Go through the entries and transcribe each one exactly, dropping the pictures.
* start Data to process *
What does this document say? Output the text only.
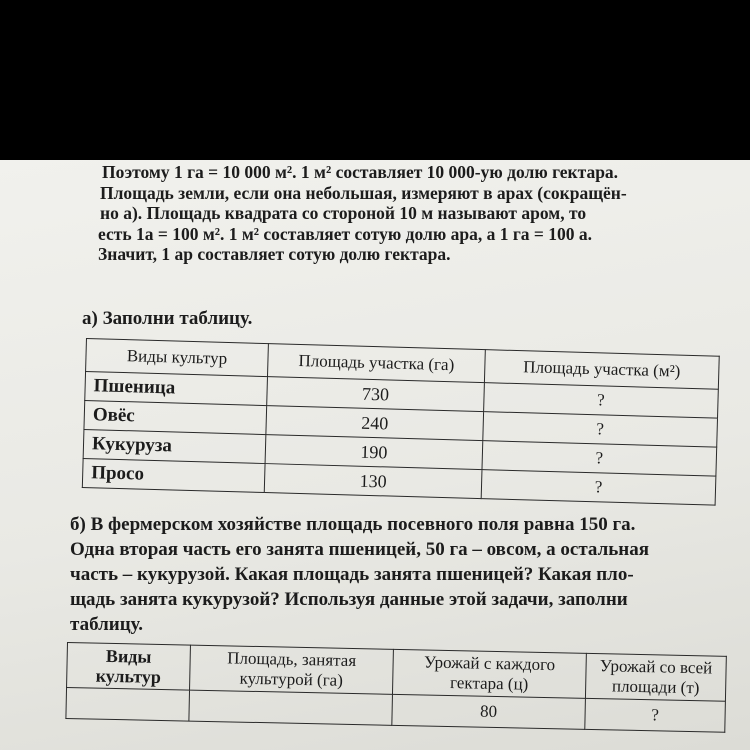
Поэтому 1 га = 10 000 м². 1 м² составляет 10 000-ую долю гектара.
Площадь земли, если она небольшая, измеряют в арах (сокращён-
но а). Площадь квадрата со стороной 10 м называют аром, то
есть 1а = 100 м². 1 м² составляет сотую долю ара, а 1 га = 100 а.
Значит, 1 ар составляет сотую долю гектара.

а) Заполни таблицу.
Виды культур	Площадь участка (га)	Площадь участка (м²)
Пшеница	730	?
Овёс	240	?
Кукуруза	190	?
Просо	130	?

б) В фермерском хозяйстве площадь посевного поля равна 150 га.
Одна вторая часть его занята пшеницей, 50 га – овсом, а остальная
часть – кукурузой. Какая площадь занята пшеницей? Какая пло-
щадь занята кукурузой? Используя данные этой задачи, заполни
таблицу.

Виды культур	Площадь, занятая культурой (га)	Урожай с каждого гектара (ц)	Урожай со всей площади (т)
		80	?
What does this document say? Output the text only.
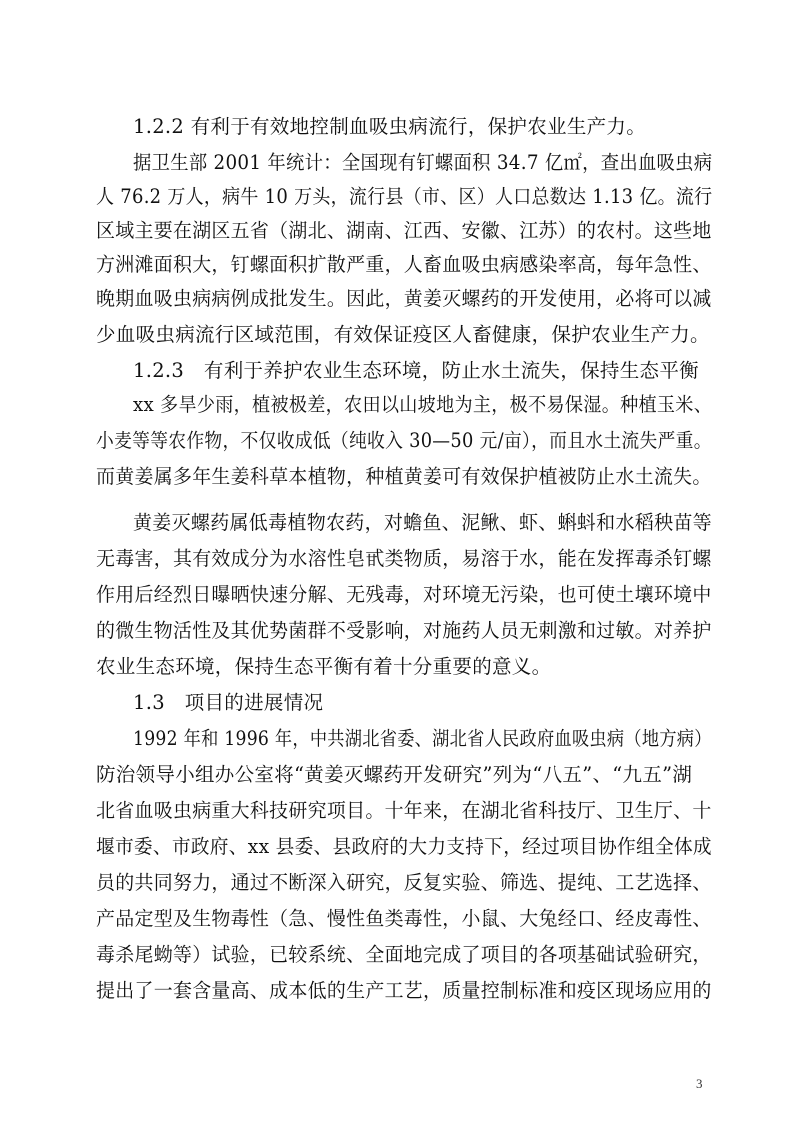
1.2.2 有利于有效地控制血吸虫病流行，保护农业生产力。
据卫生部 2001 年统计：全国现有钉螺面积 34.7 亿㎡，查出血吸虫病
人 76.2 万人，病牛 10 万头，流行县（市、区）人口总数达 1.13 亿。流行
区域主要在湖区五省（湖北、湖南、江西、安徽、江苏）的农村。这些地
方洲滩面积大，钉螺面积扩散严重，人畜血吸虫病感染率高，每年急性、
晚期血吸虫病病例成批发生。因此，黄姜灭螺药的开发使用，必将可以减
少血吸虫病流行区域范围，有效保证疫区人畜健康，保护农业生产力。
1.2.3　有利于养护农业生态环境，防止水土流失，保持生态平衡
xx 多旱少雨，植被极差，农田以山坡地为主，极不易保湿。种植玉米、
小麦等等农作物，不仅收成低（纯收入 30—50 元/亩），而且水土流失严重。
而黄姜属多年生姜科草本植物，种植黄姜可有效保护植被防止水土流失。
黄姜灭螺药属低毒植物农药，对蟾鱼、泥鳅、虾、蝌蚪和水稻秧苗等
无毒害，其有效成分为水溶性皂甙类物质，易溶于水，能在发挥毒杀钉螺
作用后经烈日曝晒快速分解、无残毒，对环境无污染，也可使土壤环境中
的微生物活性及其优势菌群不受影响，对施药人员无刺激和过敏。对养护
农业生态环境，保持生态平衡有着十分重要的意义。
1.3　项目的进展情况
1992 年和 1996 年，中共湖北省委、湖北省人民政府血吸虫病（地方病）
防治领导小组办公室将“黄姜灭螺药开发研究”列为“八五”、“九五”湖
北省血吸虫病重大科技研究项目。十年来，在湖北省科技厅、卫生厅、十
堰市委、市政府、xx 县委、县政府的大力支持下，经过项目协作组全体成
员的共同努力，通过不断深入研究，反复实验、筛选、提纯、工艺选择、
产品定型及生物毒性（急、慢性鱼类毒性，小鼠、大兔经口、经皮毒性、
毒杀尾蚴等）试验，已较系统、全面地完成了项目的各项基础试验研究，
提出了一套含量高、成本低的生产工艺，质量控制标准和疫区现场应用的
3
* end Data to process *
- [Expected answer]:
What does this document say? Output the text only.
Поэтому 1 га = 10 000 м². 1 м² составляет 10 000-ую долю гектара.
Площадь земли, если она небольшая, измеряют в арах (сокращён-
но а). Площадь квадрата со стороной 10 м называют аром, то
есть 1а = 100 м². 1 м² составляет сотую долю ара, а 1 га = 100 а.
Значит, 1 ар составляет сотую долю гектара.

а) Заполни таблицу.
Виды культур	Площадь участка (га)	Площадь участка (м²)
Пшеница	730	?
Овёс	240	?
Кукуруза	190	?
Просо	130	?

б) В фермерском хозяйстве площадь посевного поля равна 150 га.
Одна вторая часть его занята пшеницей, 50 га – овсом, а остальная
часть – кукурузой. Какая площадь занята пшеницей? Какая пло-
щадь занята кукурузой? Используя данные этой задачи, заполни
таблицу.

Виды культур	Площадь, занятая культурой (га)	Урожай с каждого гектара (ц)	Урожай со всей площади (т)
		80	?
What does this document say? Output the text only.
1.2.2 有利于有效地控制血吸虫病流行，保护农业生产力。
据卫生部 2001 年统计：全国现有钉螺面积 34.7 亿㎡，查出血吸虫病
人 76.2 万人，病牛 10 万头，流行县（市、区）人口总数达 1.13 亿。流行
区域主要在湖区五省（湖北、湖南、江西、安徽、江苏）的农村。这些地
方洲滩面积大，钉螺面积扩散严重，人畜血吸虫病感染率高，每年急性、
晚期血吸虫病病例成批发生。因此，黄姜灭螺药的开发使用，必将可以减
少血吸虫病流行区域范围，有效保证疫区人畜健康，保护农业生产力。
1.2.3　有利于养护农业生态环境，防止水土流失，保持生态平衡
xx 多旱少雨，植被极差，农田以山坡地为主，极不易保湿。种植玉米、
小麦等等农作物，不仅收成低（纯收入 30—50 元/亩），而且水土流失严重。
而黄姜属多年生姜科草本植物，种植黄姜可有效保护植被防止水土流失。
黄姜灭螺药属低毒植物农药，对蟾鱼、泥鳅、虾、蝌蚪和水稻秧苗等
无毒害，其有效成分为水溶性皂甙类物质，易溶于水，能在发挥毒杀钉螺
作用后经烈日曝晒快速分解、无残毒，对环境无污染，也可使土壤环境中
的微生物活性及其优势菌群不受影响，对施药人员无刺激和过敏。对养护
农业生态环境，保持生态平衡有着十分重要的意义。
1.3　项目的进展情况
1992 年和 1996 年，中共湖北省委、湖北省人民政府血吸虫病（地方病）
防治领导小组办公室将“黄姜灭螺药开发研究”列为“八五”、“九五”湖
北省血吸虫病重大科技研究项目。十年来，在湖北省科技厅、卫生厅、十
堰市委、市政府、xx 县委、县政府的大力支持下，经过项目协作组全体成
员的共同努力，通过不断深入研究，反复实验、筛选、提纯、工艺选择、
产品定型及生物毒性（急、慢性鱼类毒性，小鼠、大兔经口、经皮毒性、
毒杀尾蚴等）试验，已较系统、全面地完成了项目的各项基础试验研究，
提出了一套含量高、成本低的生产工艺，质量控制标准和疫区现场应用的
3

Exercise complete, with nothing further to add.